## Exercise input
____
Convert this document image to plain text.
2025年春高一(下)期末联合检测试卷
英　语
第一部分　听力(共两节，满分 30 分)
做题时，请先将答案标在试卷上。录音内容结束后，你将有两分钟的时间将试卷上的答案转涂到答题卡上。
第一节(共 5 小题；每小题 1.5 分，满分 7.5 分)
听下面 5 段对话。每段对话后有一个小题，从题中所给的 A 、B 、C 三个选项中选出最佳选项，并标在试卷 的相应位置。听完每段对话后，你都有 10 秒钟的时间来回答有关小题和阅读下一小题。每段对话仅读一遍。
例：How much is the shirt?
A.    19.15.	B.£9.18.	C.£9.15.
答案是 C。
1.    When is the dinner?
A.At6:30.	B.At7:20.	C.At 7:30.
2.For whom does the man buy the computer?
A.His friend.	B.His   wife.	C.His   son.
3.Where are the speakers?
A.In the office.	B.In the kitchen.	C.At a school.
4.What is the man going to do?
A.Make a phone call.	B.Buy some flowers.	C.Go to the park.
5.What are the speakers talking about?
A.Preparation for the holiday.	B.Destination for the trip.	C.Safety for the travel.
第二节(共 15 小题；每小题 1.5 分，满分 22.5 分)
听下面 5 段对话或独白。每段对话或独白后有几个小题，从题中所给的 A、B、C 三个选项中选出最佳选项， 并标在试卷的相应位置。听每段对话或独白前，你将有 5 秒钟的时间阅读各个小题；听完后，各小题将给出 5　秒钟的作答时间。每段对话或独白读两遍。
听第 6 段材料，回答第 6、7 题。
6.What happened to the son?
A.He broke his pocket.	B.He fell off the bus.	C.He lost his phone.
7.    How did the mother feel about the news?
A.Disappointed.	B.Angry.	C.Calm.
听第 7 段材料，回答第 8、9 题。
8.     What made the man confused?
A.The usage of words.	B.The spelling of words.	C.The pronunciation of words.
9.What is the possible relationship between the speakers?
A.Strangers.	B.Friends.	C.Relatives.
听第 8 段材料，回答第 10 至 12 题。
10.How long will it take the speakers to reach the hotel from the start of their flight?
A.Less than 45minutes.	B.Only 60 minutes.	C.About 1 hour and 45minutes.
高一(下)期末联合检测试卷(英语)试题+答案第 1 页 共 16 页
____
## Given problem
Extract every line containing the string "speakers" from the data above.

## Right answer
3.Where are the speakers?
5.What are the speakers talking about?
9.What is the possible relationship between the speakers?
10.How long will it take the speakers to reach the hotel from the start of their flight?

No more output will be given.